(Excerpt from a dataset)
_ _ _ _ _

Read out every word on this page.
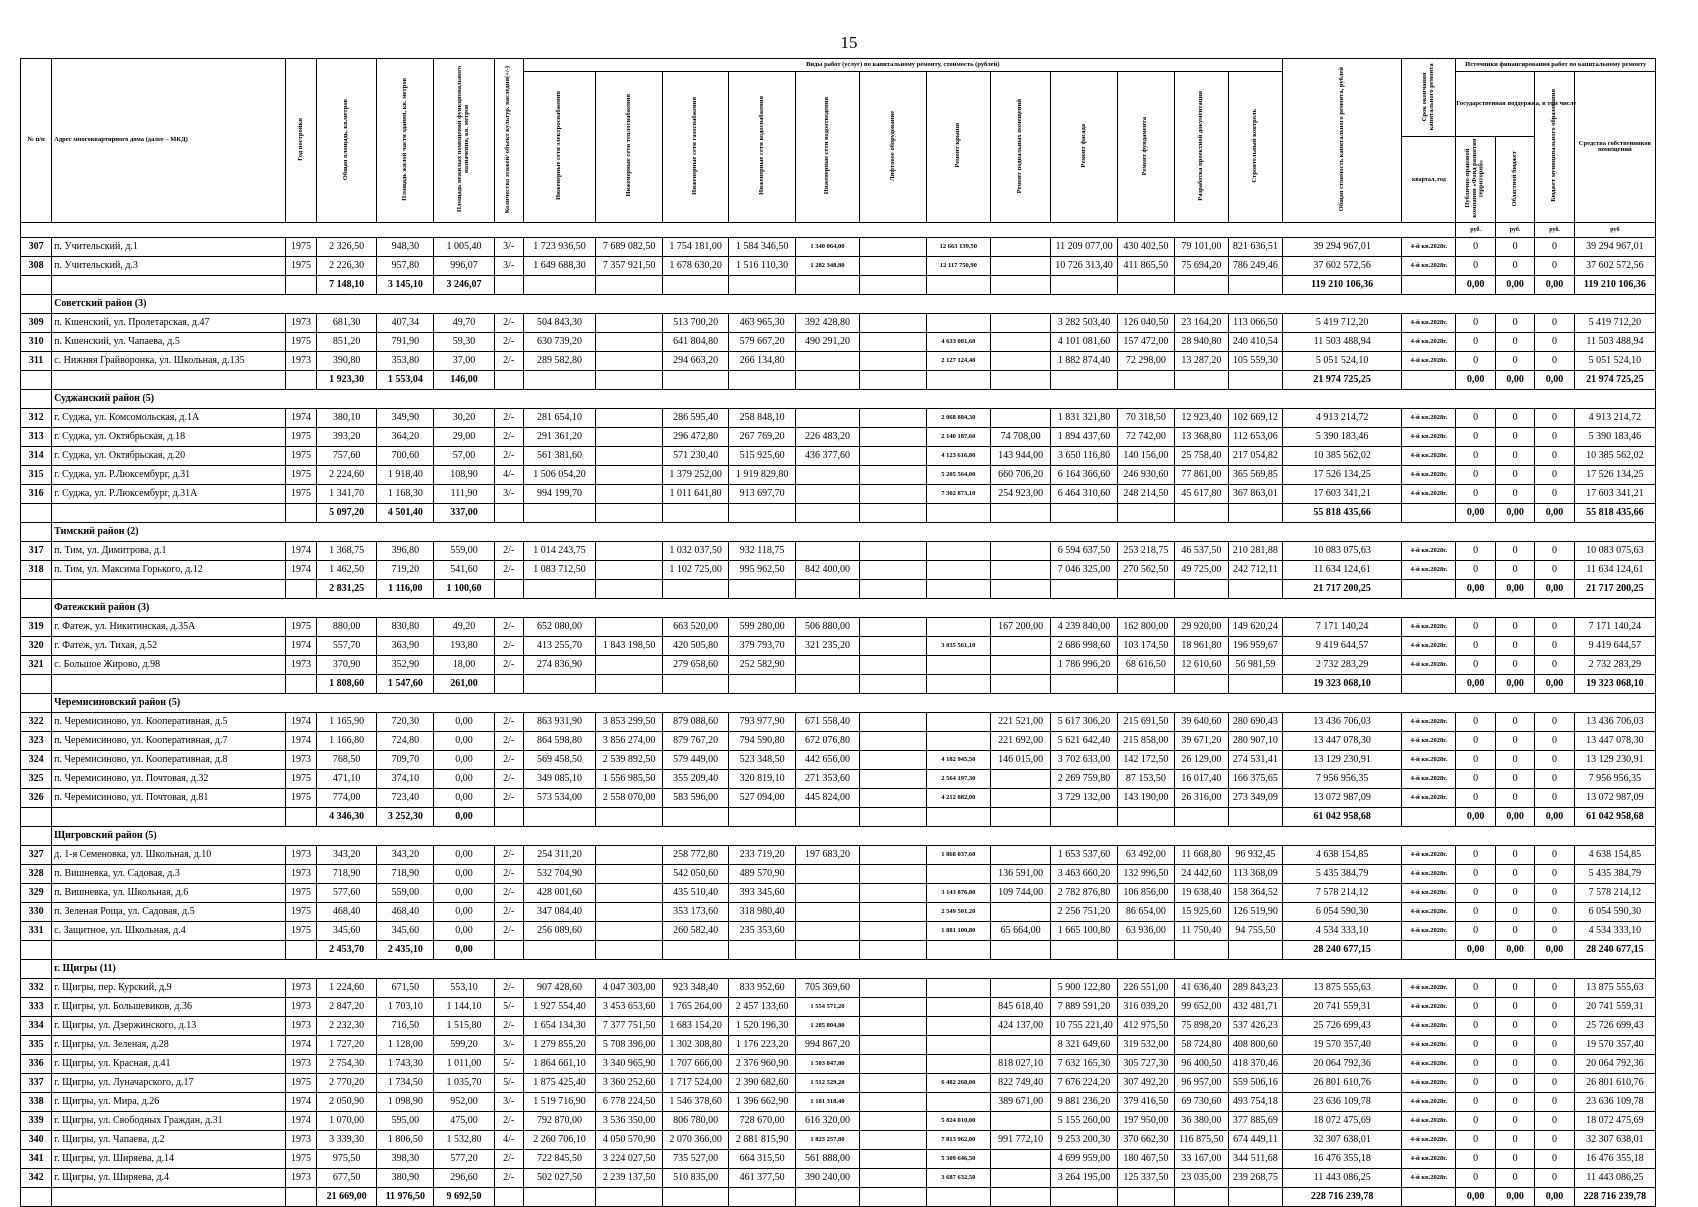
15
№ п/п	Адрес многоквартирного дома (далее – МКД)	Год постройки	Общая площадь, кв.метров	Площадь жилой части здания, кв. метров	Площадь нежилых помещений функционального назначения, кв. метров	Количество этажей/ объект культур. наследия(+/-)	Виды работ (услуг) по капитальному ремонту, стоимость (рублей)												Общая стоимость капитального ремонта, рублей	Срок окончания капитального ремонта	Источники финансирования работ по капитальному ремонту			
							Инженерные сети электроснабжения	Инженерные сети теплоснабжения	Инженерные сети газоснабжения	Инженерные сети водоснабжения	Инженерные сети водоотведения	Лифтовое оборудование	Ремонт крыши	Ремонт подвальных помещений	Ремонт фасада	Ремонт фундамента	Разработка проектной документации	Строительный контроль			Государственная поддержка, в том числе		Бюджет муниципального образования	Средства собственников помещений

																				квартал, год	Публично-правовой компании «Фонд развития территорий»	Областной бюджет		
																					руб.	руб.	руб.	руб
307	п. Учительский, д.1	1975	2 326,50	948,30	1 005,40	3/-	1 723 936,50	7 689 082,50	1 754 181,00	1 584 346,50	1 340 064,00		12 663 139,50		11 209 077,00	430 402,50	79 101,00	821 636,51	39 294 967,01	4-й кв.2028г.	0	0	0	39 294 967,01
308	п. Учительский, д.3	1975	2 226,30	957,80	996,07	3/-	1 649 688,30	7 357 921,50	1 678 630,20	1 516 110,30	1 282 348,80		12 117 750,90		10 726 313,40	411 865,50	75 694,20	786 249,46	37 602 572,56	4-й кв.2028г.	0	0	0	37 602 572,56
			7 148,10	3 145,10	3 246,07														119 210 106,36		0,00	0,00	0,00	119 210 106,36
	Советский район (3)																							
309	п. Кшенский, ул. Пролетарская, д.47	1973	681,30	407,34	49,70	2/-	504 843,30		513 700,20	463 965,30	392 428,80				3 282 503,40	126 040,50	23 164,20	113 066,50	5 419 712,20	4-й кв.2028г.	0	0	0	5 419 712,20
310	п. Кшенский, ул. Чапаева, д.5	1975	851,20	791,90	59,30	2/-	630 739,20		641 804,80	579 667,20	490 291,20		4 633 081,60		4 101 081,60	157 472,00	28 940,80	240 410,54	11 503 488,94	4-й кв.2028г.	0	0	0	11 503 488,94
311	с. Нижняя Грайворонка, ул. Школьная, д.135	1973	390,80	353,80	37,00	2/-	289 582,80		294 663,20	266 134,80			2 127 124,40		1 882 874,40	72 298,00	13 287,20	105 559,30	5 051 524,10	4-й кв.2028г.	0	0	0	5 051 524,10
			1 923,30	1 553,04	146,00														21 974 725,25		0,00	0,00	0,00	21 974 725,25
	Суджанский район (5)																							
312	г. Суджа, ул. Комсомольская, д.1А	1974	380,10	349,90	30,20	2/-	281 654,10		286 595,40	258 848,10			2 068 884,30		1 831 321,80	70 318,50	12 923,40	102 669,12	4 913 214,72	4-й кв.2028г.	0	0	0	4 913 214,72
313	г. Суджа, ул. Октябрьская, д.18	1975	393,20	364,20	29,00	2/-	291 361,20		296 472,80	267 769,20	226 483,20		2 140 187,60	74 708,00	1 894 437,60	72 742,00	13 368,80	112 653,06	5 390 183,46	4-й кв.2028г.	0	0	0	5 390 183,46
314	г. Суджа, ул. Октябрьская, д.20	1975	757,60	700,60	57,00	2/-	561 381,60		571 230,40	515 925,60	436 377,60		4 123 616,80	143 944,00	3 650 116,80	140 156,00	25 758,40	217 054,82	10 385 562,02	4-й кв.2028г.	0	0	0	10 385 562,02
315	г. Суджа, ул. Р.Люксембург, д.31	1975	2 224,60	1 918,40	108,90	4/-	1 506 054,20		1 379 252,00	1 919 829,80			5 205 564,00	660 706,20	6 164 366,60	246 930,60	77 861,00	365 569,85	17 526 134,25	4-й кв.2028г.	0	0	0	17 526 134,25
316	г. Суджа, ул. Р.Люксембург, д.31А	1975	1 341,70	1 168,30	111,90	3/-	994 199,70		1 011 641,80	913 697,70			7 302 873,10	254 923,00	6 464 310,60	248 214,50	45 617,80	367 863,01	17 603 341,21	4-й кв.2028г.	0	0	0	17 603 341,21
			5 097,20	4 501,40	337,00														55 818 435,66		0,00	0,00	0,00	55 818 435,66
	Тимский район (2)																							
317	п. Тим, ул. Димитрова, д.1	1974	1 368,75	396,80	559,00	2/-	1 014 243,75		1 032 037,50	932 118,75					6 594 637,50	253 218,75	46 537,50	210 281,88	10 083 075,63	4-й кв.2028г.	0	0	0	10 083 075,63
318	п. Тим, ул. Максима Горького, д.12	1974	1 462,50	719,20	541,60	2/-	1 083 712,50		1 102 725,00	995 962,50	842 400,00				7 046 325,00	270 562,50	49 725,00	242 712,11	11 634 124,61	4-й кв.2028г.	0	0	0	11 634 124,61
			2 831,25	1 116,00	1 100,60														21 717 200,25		0,00	0,00	0,00	21 717 200,25
	Фатежский район (3)																							
319	г. Фатеж, ул. Никитинская, д.35А	1975	880,00	830,80	49,20	2/-	652 080,00		663 520,00	599 280,00	506 880,00			167 200,00	4 239 840,00	162 800,00	29 920,00	149 620,24	7 171 140,24	4-й кв.2028г.	0	0	0	7 171 140,24
320	г. Фатеж, ул. Тихая, д.52	1974	557,70	363,90	193,80	2/-	413 255,70	1 843 198,50	420 505,80	379 793,70	321 235,20		3 035 561,10		2 686 998,60	103 174,50	18 961,80	196 959,67	9 419 644,57	4-й кв.2028г.	0	0	0	9 419 644,57
321	с. Большое Жирово, д.98	1973	370,90	352,90	18,00	2/-	274 836,90		279 658,60	252 582,90					1 786 996,20	68 616,50	12 610,60	56 981,59	2 732 283,29	4-й кв.2028г.	0	0	0	2 732 283,29
			1 808,60	1 547,60	261,00														19 323 068,10		0,00	0,00	0,00	19 323 068,10
	Черемисиновский район (5)																							
322	п. Черемисиново, ул. Кооперативная, д.5	1974	1 165,90	720,30	0,00	2/-	863 931,90	3 853 299,50	879 088,60	793 977,90	671 558,40			221 521,00	5 617 306,20	215 691,50	39 640,60	280 690,43	13 436 706,03	4-й кв.2028г.	0	0	0	13 436 706,03
323	п. Черемисиново, ул. Кооперативная, д.7	1974	1 166,80	724,80	0,00	2/-	864 598,80	3 856 274,00	879 767,20	794 590,80	672 076,80			221 692,00	5 621 642,40	215 858,00	39 671,20	280 907,10	13 447 078,30	4-й кв.2028г.	0	0	0	13 447 078,30
324	п. Черемисиново, ул. Кооперативная, д.8	1973	768,50	709,70	0,00	2/-	569 458,50	2 539 892,50	579 449,00	523 348,50	442 656,00		4 182 945,50	146 015,00	3 702 633,00	142 172,50	26 129,00	274 531,41	13 129 230,91	4-й кв.2028г.	0	0	0	13 129 230,91
325	п. Черемисиново, ул. Почтовая, д.32	1975	471,10	374,10	0,00	2/-	349 085,10	1 556 985,50	355 209,40	320 819,10	271 353,60		2 564 197,30		2 269 759,80	87 153,50	16 017,40	166 375,65	7 956 956,35	4-й кв.2028г.	0	0	0	7 956 956,35
326	п. Черемисиново, ул. Почтовая, д.81	1975	774,00	723,40	0,00	2/-	573 534,00	2 558 070,00	583 596,00	527 094,00	445 824,00		4 212 882,00		3 729 132,00	143 190,00	26 316,00	273 349,09	13 072 987,09	4-й кв.2028г.	0	0	0	13 072 987,09
			4 346,30	3 252,30	0,00														61 042 958,68		0,00	0,00	0,00	61 042 958,68
	Щигровский район (5)																							
327	д. 1-я Семеновка, ул. Школьная, д.10	1973	343,20	343,20	0,00	2/-	254 311,20		258 772,80	233 719,20	197 683,20		1 868 037,60		1 653 537,60	63 492,00	11 668,80	96 932,45	4 638 154,85	4-й кв.2028г.	0	0	0	4 638 154,85
328	п. Вишневка, ул. Садовая, д.3	1973	718,90	718,90	0,00	2/-	532 704,90		542 050,60	489 570,90				136 591,00	3 463 660,20	132 996,50	24 442,60	113 368,09	5 435 384,79	4-й кв.2028г.	0	0	0	5 435 384,79
329	п. Вишневка, ул. Школьная, д.6	1975	577,60	559,00	0,00	2/-	428 001,60		435 510,40	393 345,60			3 143 876,80	109 744,00	2 782 876,80	106 856,00	19 638,40	158 364,52	7 578 214,12	4-й кв.2028г.	0	0	0	7 578 214,12
330	п. Зеленая Роща, ул. Садовая, д.5	1975	468,40	468,40	0,00	2/-	347 084,40		353 173,60	318 980,40			2 549 501,20		2 256 751,20	86 654,00	15 925,60	126 519,90	6 054 590,30	4-й кв.2028г.	0	0	0	6 054 590,30
331	с. Защитное, ул. Школьная, д.4	1975	345,60	345,60	0,00	2/-	256 089,60		260 582,40	235 353,60			1 881 100,80	65 664,00	1 665 100,80	63 936,00	11 750,40	94 755,50	4 534 333,10	4-й кв.2028г.	0	0	0	4 534 333,10
			2 453,70	2 435,10	0,00														28 240 677,15		0,00	0,00	0,00	28 240 677,15
	г. Щигры (11)																							
332	г. Щигры, пер. Курский, д.9	1973	1 224,60	671,50	553,10	2/-	907 428,60	4 047 303,00	923 348,40	833 952,60	705 369,60				5 900 122,80	226 551,00	41 636,40	289 843,23	13 875 555,63	4-й кв.2028г.	0	0	0	13 875 555,63
333	г. Щигры, ул. Большевиков, д.36	1973	2 847,20	1 703,10	1 144,10	5/-	1 927 554,40	3 453 653,60	1 765 264,00	2 457 133,60	1 554 571,20			845 618,40	7 889 591,20	316 039,20	99 652,00	432 481,71	20 741 559,31	4-й кв.2028г.	0	0	0	20 741 559,31
334	г. Щигры, ул. Дзержинского, д.13	1973	2 232,30	716,50	1 515,80	2/-	1 654 134,30	7 377 751,50	1 683 154,20	1 520 196,30	1 285 804,80			424 137,00	10 755 221,40	412 975,50	75 898,20	537 426,23	25 726 699,43	4-й кв.2028г.	0	0	0	25 726 699,43
335	г. Щигры, ул. Зеленая, д.28	1974	1 727,20	1 128,00	599,20	3/-	1 279 855,20	5 708 396,00	1 302 308,80	1 176 223,20	994 867,20				8 321 649,60	319 532,00	58 724,80	408 800,60	19 570 357,40	4-й кв.2028г.	0	0	0	19 570 357,40
336	г. Щигры, ул. Красная, д.41	1973	2 754,30	1 743,30	1 011,00	5/-	1 864 661,10	3 340 965,90	1 707 666,00	2 376 960,90	1 503 847,80			818 027,10	7 632 165,30	305 727,30	96 400,50	418 370,46	20 064 792,36	4-й кв.2028г.	0	0	0	20 064 792,36
337	г. Щигры, ул. Луначарского, д.17	1975	2 770,20	1 734,50	1 035,70	5/-	1 875 425,40	3 360 252,60	1 717 524,00	2 390 682,60	1 512 529,20		6 482 268,00	822 749,40	7 676 224,20	307 492,20	96 957,00	559 506,16	26 801 610,76	4-й кв.2028г.	0	0	0	26 801 610,76
338	г. Щигры, ул. Мира, д.26	1974	2 050,90	1 098,90	952,00	3/-	1 519 716,90	6 778 224,50	1 546 378,60	1 396 662,90	1 181 318,40			389 671,00	9 881 236,20	379 416,50	69 730,60	493 754,18	23 636 109,78	4-й кв.2028г.	0	0	0	23 636 109,78
339	г. Щигры, ул. Свободных Граждан, д.31	1974	1 070,00	595,00	475,00	2/-	792 870,00	3 536 350,00	806 780,00	728 670,00	616 320,00		5 824 010,00		5 155 260,00	197 950,00	36 380,00	377 885,69	18 072 475,69	4-й кв.2028г.	0	0	0	18 072 475,69
340	г. Щигры, ул. Чапаева, д.2	1973	3 339,30	1 806,50	1 532,80	4/-	2 260 706,10	4 050 570,90	2 070 366,00	2 881 815,90	1 823 257,80		7 813 962,00	991 772,10	9 253 200,30	370 662,30	116 875,50	674 449,11	32 307 638,01	4-й кв.2028г.	0	0	0	32 307 638,01
341	г. Щигры, ул. Ширяева, д.14	1975	975,50	398,30	577,20	2/-	722 845,50	3 224 027,50	735 527,00	664 315,50	561 888,00		5 309 646,50		4 699 959,00	180 467,50	33 167,00	344 511,68	16 476 355,18	4-й кв.2028г.	0	0	0	16 476 355,18
342	г. Щигры, ул. Ширяева, д.4	1973	677,50	380,90	296,60	2/-	502 027,50	2 239 137,50	510 835,00	461 377,50	390 240,00		3 687 632,50		3 264 195,00	125 337,50	23 035,00	239 268,75	11 443 086,25	4-й кв.2028г.	0	0	0	11 443 086,25
			21 669,00	11 976,50	9 692,50														228 716 239,78		0,00	0,00	0,00	228 716 239,78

_ _ _ _ _

Goal
Count how many lines of the data include the word "район". Your reply should be that number alone.

Result of the task
6